What the task asks —
Keep only the lines of the data below that contain "text", and copy them.

Input records —
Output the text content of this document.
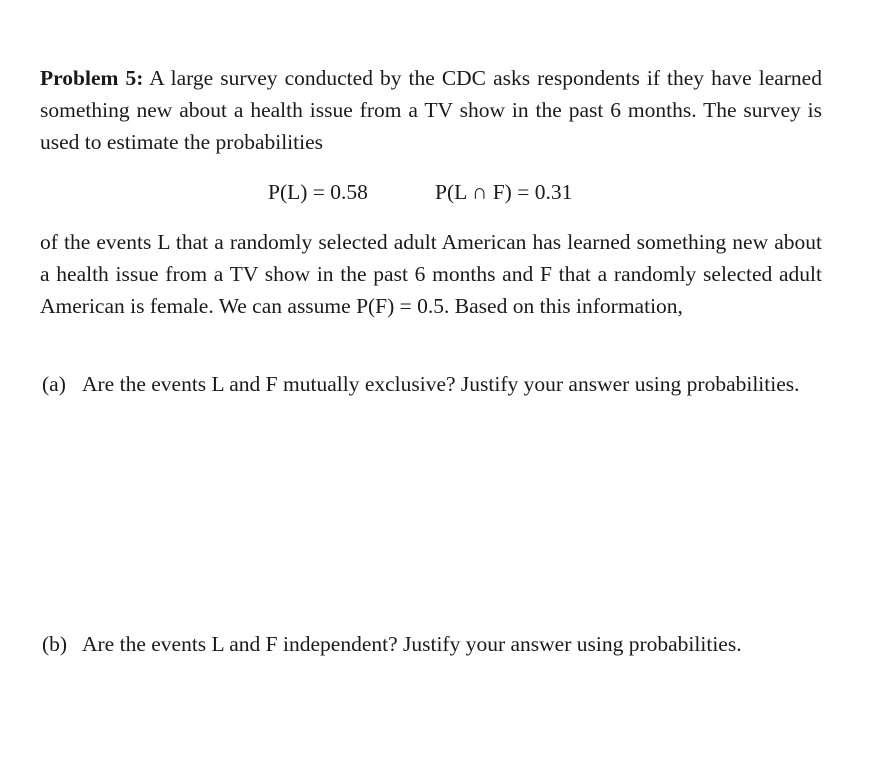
Problem 5: A large survey conducted by the CDC asks respondents if they have learned something new about a health issue from a TV show in the past 6 months. The survey is used to estimate the probabilities
P(L) = 0.58	P(L ∩ F) = 0.31
of the events L that a randomly selected adult American has learned something new about a health issue from a TV show in the past 6 months and F that a randomly selected adult American is female. We can assume P(F) = 0.5. Based on this information,
(a) Are the events L and F mutually exclusive? Justify your answer using probabilities.
(b) Are the events L and F independent? Justify your answer using probabilities.
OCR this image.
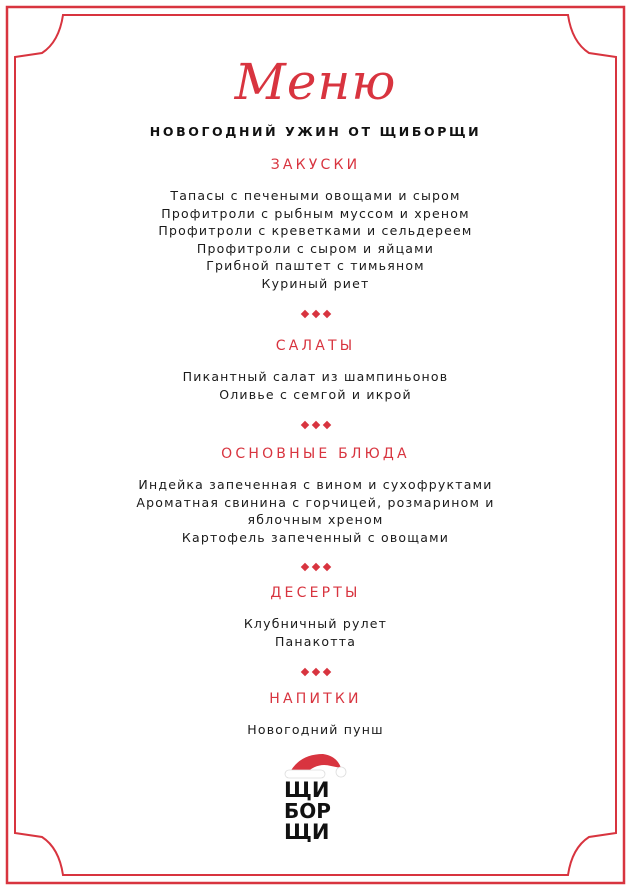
Меню
НОВОГОДНИЙ УЖИН ОТ ЩИБОРЩИ
ЗАКУСКИ
Тапасы с печеными овощами и сыром
Профитроли с рыбным муссом и хреном
Профитроли с креветками и сельдереем
Профитроли с сыром и яйцами
Грибной паштет с тимьяном
Куриный риет
САЛАТЫ
Пикантный салат из шампиньонов
Оливье с семгой и икрой
ОСНОВНЫЕ БЛЮДА
Индейка запеченная с вином и сухофруктами
Ароматная свинина с горчицей, розмарином и
яблочным хреном
Картофель запеченный с овощами
ДЕСЕРТЫ
Клубничный рулет
Панакотта
НАПИТКИ
Новогодний пунш
ЩИ
БОР
ЩИ
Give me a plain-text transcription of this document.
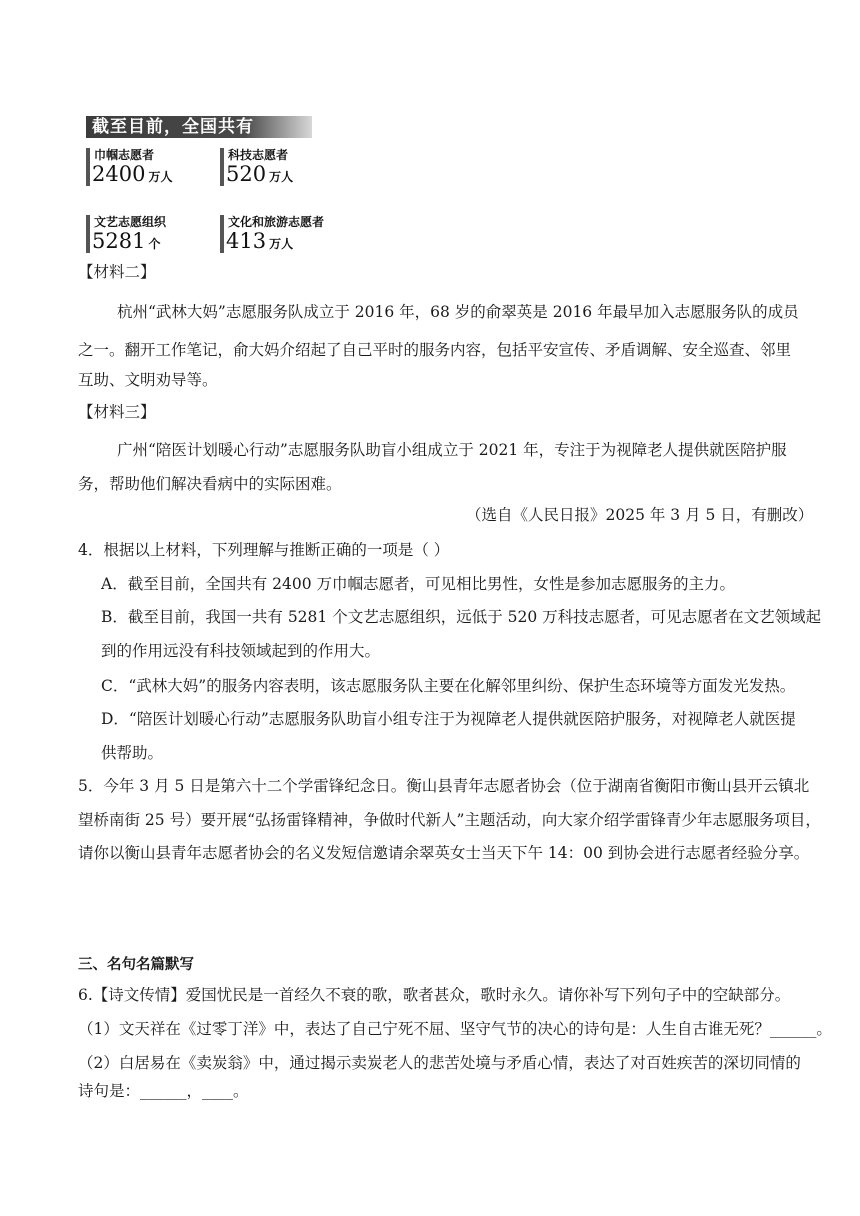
截至目前，全国共有
巾帼志愿者
2400 万人
科技志愿者
520 万人
文艺志愿组织
5281 个
文化和旅游志愿者
413 万人
【材料二】
杭州“武林大妈”志愿服务队成立于 2016 年，68 岁的俞翠英是 2016 年最早加入志愿服务队的成员
之一。翻开工作笔记，俞大妈介绍起了自己平时的服务内容，包括平安宣传、矛盾调解、安全巡查、邻里
互助、文明劝导等。
【材料三】
广州“陪医计划暖心行动”志愿服务队助盲小组成立于 2021 年，专注于为视障老人提供就医陪护服
务，帮助他们解决看病中的实际困难。
（选自《人民日报》2025 年 3 月 5 日，有删改）
4．根据以上材料，下列理解与推断正确的一项是（ ）
A．截至目前，全国共有 2400 万巾帼志愿者，可见相比男性，女性是参加志愿服务的主力。
B．截至目前，我国一共有 5281 个文艺志愿组织，远低于 520 万科技志愿者，可见志愿者在文艺领域起
到的作用远没有科技领域起到的作用大。
C．“武林大妈”的服务内容表明，该志愿服务队主要在化解邻里纠纷、保护生态环境等方面发光发热。
D．“陪医计划暖心行动”志愿服务队助盲小组专注于为视障老人提供就医陪护服务，对视障老人就医提
供帮助。
5．今年 3 月 5 日是第六十二个学雷锋纪念日。衡山县青年志愿者协会（位于湖南省衡阳市衡山县开云镇北
望桥南街 25 号）要开展“弘扬雷锋精神，争做时代新人”主题活动，向大家介绍学雷锋青少年志愿服务项目，
请你以衡山县青年志愿者协会的名义发短信邀请余翠英女士当天下午 14：00 到协会进行志愿者经验分享。
三、名句名篇默写
6.【诗文传情】爱国忧民是一首经久不衰的歌，歌者甚众，歌时永久。请你补写下列句子中的空缺部分。
（1）文天祥在《过零丁洋》中，表达了自己宁死不屈、坚守气节的决心的诗句是：人生自古谁无死？______。
（2）白居易在《卖炭翁》中，通过揭示卖炭老人的悲苦处境与矛盾心情，表达了对百姓疾苦的深切同情的
诗句是：______，____。
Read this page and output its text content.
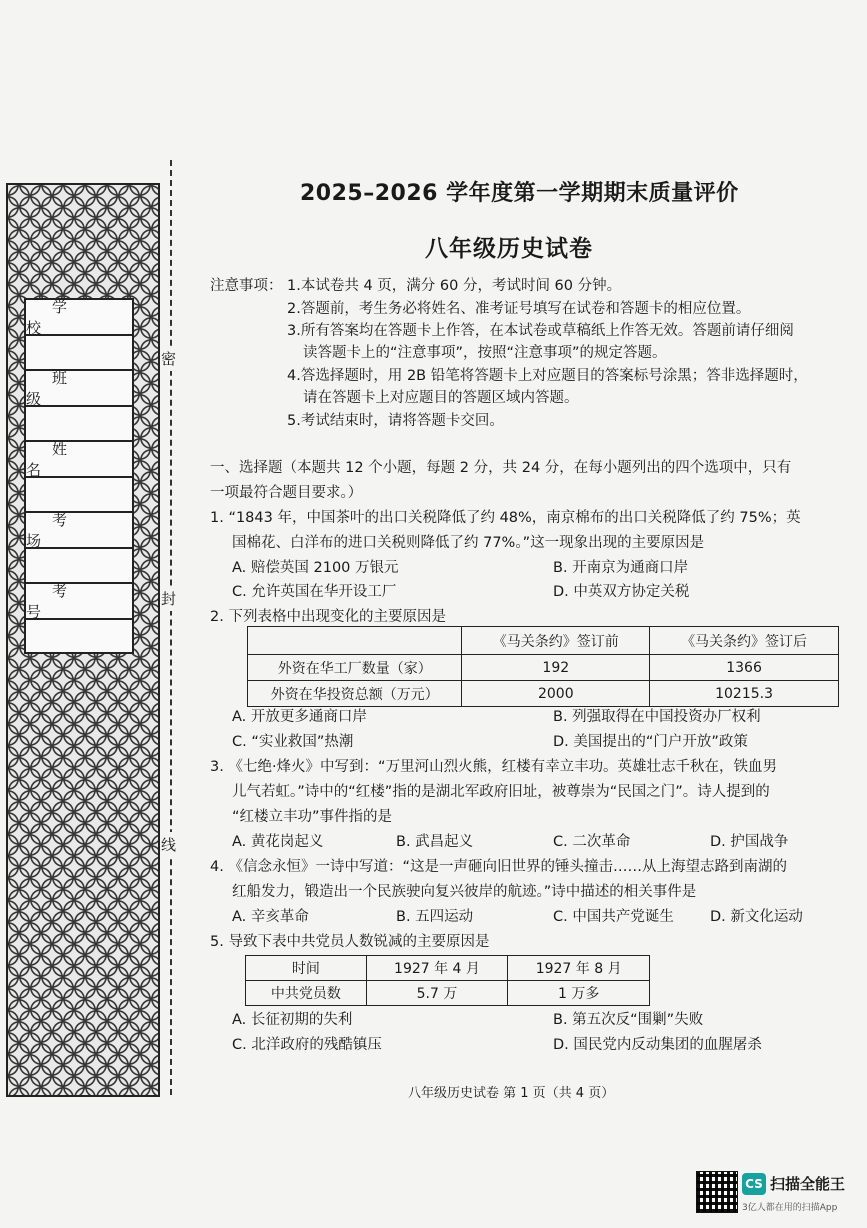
学校
班级
姓名
考场
考号
密
封
线
2025–2026 学年度第一学期期末质量评价
八年级历史试卷
注意事项： 1.本试卷共 4 页，满分 60 分，考试时间 60 分钟。
2.答题前，考生务必将姓名、准考证号填写在试卷和答题卡的相应位置。
3.所有答案均在答题卡上作答，在本试卷或草稿纸上作答无效。答题前请仔细阅
读答题卡上的“注意事项”，按照“注意事项”的规定答题。
4.答选择题时，用 2B 铅笔将答题卡上对应题目的答案标号涂黑；答非选择题时，
请在答题卡上对应题目的答题区域内答题。
5.考试结束时，请将答题卡交回。
一、选择题（本题共 12 个小题，每题 2 分，共 24 分，在每小题列出的四个选项中，只有
一项最符合题目要求。）
1. “1843 年，中国茶叶的出口关税降低了约 48%，南京棉布的出口关税降低了约 75%；英
国棉花、白洋布的进口关税则降低了约 77%。”这一现象出现的主要原因是
A. 赔偿英国 2100 万银元	B. 开南京为通商口岸
C. 允许英国在华开设工厂	D. 中英双方协定关税
2. 下列表格中出现变化的主要原因是
	《马关条约》签订前	《马关条约》签订后
外资在华工厂数量（家）	192	1366
外资在华投资总额（万元）	2000	10215.3
A. 开放更多通商口岸	B. 列强取得在中国投资办厂权利
C. “实业救国”热潮	D. 美国提出的“门户开放”政策
3. 《七绝·烽火》中写到：“万里河山烈火熊，红楼有幸立丰功。英雄壮志千秋在，铁血男
儿气若虹。”诗中的“红楼”指的是湖北军政府旧址，被尊崇为“民国之门”。诗人提到的
“红楼立丰功”事件指的是
A. 黄花岗起义	B. 武昌起义	C. 二次革命	D. 护国战争
4. 《信念永恒》一诗中写道：“这是一声砸向旧世界的锤头撞击……从上海望志路到南湖的
红船发力，锻造出一个民族驶向复兴彼岸的航迹。”诗中描述的相关事件是
A. 辛亥革命	B. 五四运动	C. 中国共产党诞生 D. 新文化运动
5. 导致下表中共党员人数锐减的主要原因是
时间	1927 年 4 月	1927 年 8 月
中共党员数	5.7 万	1 万多
A. 长征初期的失利	B. 第五次反“围剿”失败
C. 北洋政府的残酷镇压	D. 国民党内反动集团的血腥屠杀
八年级历史试卷 第 1 页（共 4 页）
CS 扫描全能王
3亿人都在用的扫描App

Written response —
Output the text content of this document.
Give me a plain-text transcription of this document.
Read this page and output its text content.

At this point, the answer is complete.